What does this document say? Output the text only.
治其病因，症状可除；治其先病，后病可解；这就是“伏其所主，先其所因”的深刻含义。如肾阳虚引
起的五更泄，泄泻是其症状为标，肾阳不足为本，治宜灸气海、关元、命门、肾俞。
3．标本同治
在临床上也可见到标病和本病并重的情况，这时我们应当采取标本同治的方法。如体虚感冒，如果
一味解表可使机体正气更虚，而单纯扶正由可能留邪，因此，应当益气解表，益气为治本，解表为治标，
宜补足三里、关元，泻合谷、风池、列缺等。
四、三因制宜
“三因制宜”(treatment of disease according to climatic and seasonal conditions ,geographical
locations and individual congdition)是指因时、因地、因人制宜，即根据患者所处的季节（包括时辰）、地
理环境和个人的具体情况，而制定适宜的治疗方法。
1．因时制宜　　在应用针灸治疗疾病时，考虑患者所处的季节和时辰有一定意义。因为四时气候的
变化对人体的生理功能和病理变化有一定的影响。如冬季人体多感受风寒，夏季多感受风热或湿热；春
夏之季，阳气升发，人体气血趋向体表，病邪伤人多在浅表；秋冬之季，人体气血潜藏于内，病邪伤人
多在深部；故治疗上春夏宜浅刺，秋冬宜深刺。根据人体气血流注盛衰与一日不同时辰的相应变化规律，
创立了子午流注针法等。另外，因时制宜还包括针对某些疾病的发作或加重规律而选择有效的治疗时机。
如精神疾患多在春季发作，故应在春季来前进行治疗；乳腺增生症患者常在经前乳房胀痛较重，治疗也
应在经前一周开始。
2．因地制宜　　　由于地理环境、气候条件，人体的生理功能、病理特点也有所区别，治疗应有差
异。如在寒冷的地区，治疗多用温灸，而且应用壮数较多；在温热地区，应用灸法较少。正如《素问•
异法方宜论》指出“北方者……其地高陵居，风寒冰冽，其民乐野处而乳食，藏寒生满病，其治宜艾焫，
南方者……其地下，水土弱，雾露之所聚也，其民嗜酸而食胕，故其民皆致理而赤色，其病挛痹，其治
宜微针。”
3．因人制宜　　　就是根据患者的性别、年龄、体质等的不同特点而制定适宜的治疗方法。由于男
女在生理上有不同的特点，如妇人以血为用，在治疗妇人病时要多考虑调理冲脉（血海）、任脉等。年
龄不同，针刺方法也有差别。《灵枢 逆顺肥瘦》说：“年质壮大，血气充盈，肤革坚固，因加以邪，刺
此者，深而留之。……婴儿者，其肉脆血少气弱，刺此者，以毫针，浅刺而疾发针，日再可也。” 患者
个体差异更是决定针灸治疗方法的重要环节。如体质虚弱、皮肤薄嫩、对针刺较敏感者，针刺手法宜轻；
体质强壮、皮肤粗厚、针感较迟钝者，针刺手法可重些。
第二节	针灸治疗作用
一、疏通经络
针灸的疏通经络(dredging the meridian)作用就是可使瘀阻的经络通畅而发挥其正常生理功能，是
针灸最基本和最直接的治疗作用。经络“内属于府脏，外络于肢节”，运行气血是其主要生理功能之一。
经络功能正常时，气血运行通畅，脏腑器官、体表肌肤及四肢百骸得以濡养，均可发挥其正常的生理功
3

——

Repeat every entry word for word.

What does this document say? Output the text only.
治其病因，症状可除；治其先病，后病可解；这就是“伏其所主，先其所因”的深刻含义。如肾阳虚引
起的五更泄，泄泻是其症状为标，肾阳不足为本，治宜灸气海、关元、命门、肾俞。
3．标本同治
在临床上也可见到标病和本病并重的情况，这时我们应当采取标本同治的方法。如体虚感冒，如果
一味解表可使机体正气更虚，而单纯扶正由可能留邪，因此，应当益气解表，益气为治本，解表为治标，
宜补足三里、关元，泻合谷、风池、列缺等。
四、三因制宜
“三因制宜”(treatment of disease according to climatic and seasonal conditions ,geographical
locations and individual congdition)是指因时、因地、因人制宜，即根据患者所处的季节（包括时辰）、地
理环境和个人的具体情况，而制定适宜的治疗方法。
1．因时制宜　　在应用针灸治疗疾病时，考虑患者所处的季节和时辰有一定意义。因为四时气候的
变化对人体的生理功能和病理变化有一定的影响。如冬季人体多感受风寒，夏季多感受风热或湿热；春
夏之季，阳气升发，人体气血趋向体表，病邪伤人多在浅表；秋冬之季，人体气血潜藏于内，病邪伤人
多在深部；故治疗上春夏宜浅刺，秋冬宜深刺。根据人体气血流注盛衰与一日不同时辰的相应变化规律，
创立了子午流注针法等。另外，因时制宜还包括针对某些疾病的发作或加重规律而选择有效的治疗时机。
如精神疾患多在春季发作，故应在春季来前进行治疗；乳腺增生症患者常在经前乳房胀痛较重，治疗也
应在经前一周开始。
2．因地制宜　　　由于地理环境、气候条件，人体的生理功能、病理特点也有所区别，治疗应有差
异。如在寒冷的地区，治疗多用温灸，而且应用壮数较多；在温热地区，应用灸法较少。正如《素问•
异法方宜论》指出“北方者……其地高陵居，风寒冰冽，其民乐野处而乳食，藏寒生满病，其治宜艾焫，
南方者……其地下，水土弱，雾露之所聚也，其民嗜酸而食胕，故其民皆致理而赤色，其病挛痹，其治
宜微针。”
3．因人制宜　　　就是根据患者的性别、年龄、体质等的不同特点而制定适宜的治疗方法。由于男
女在生理上有不同的特点，如妇人以血为用，在治疗妇人病时要多考虑调理冲脉（血海）、任脉等。年
龄不同，针刺方法也有差别。《灵枢 逆顺肥瘦》说：“年质壮大，血气充盈，肤革坚固，因加以邪，刺
此者，深而留之。……婴儿者，其肉脆血少气弱，刺此者，以毫针，浅刺而疾发针，日再可也。” 患者
个体差异更是决定针灸治疗方法的重要环节。如体质虚弱、皮肤薄嫩、对针刺较敏感者，针刺手法宜轻；
体质强壮、皮肤粗厚、针感较迟钝者，针刺手法可重些。
第二节	针灸治疗作用
一、疏通经络
针灸的疏通经络(dredging the meridian)作用就是可使瘀阻的经络通畅而发挥其正常生理功能，是
针灸最基本和最直接的治疗作用。经络“内属于府脏，外络于肢节”，运行气血是其主要生理功能之一。
经络功能正常时，气血运行通畅，脏腑器官、体表肌肤及四肢百骸得以濡养，均可发挥其正常的生理功
3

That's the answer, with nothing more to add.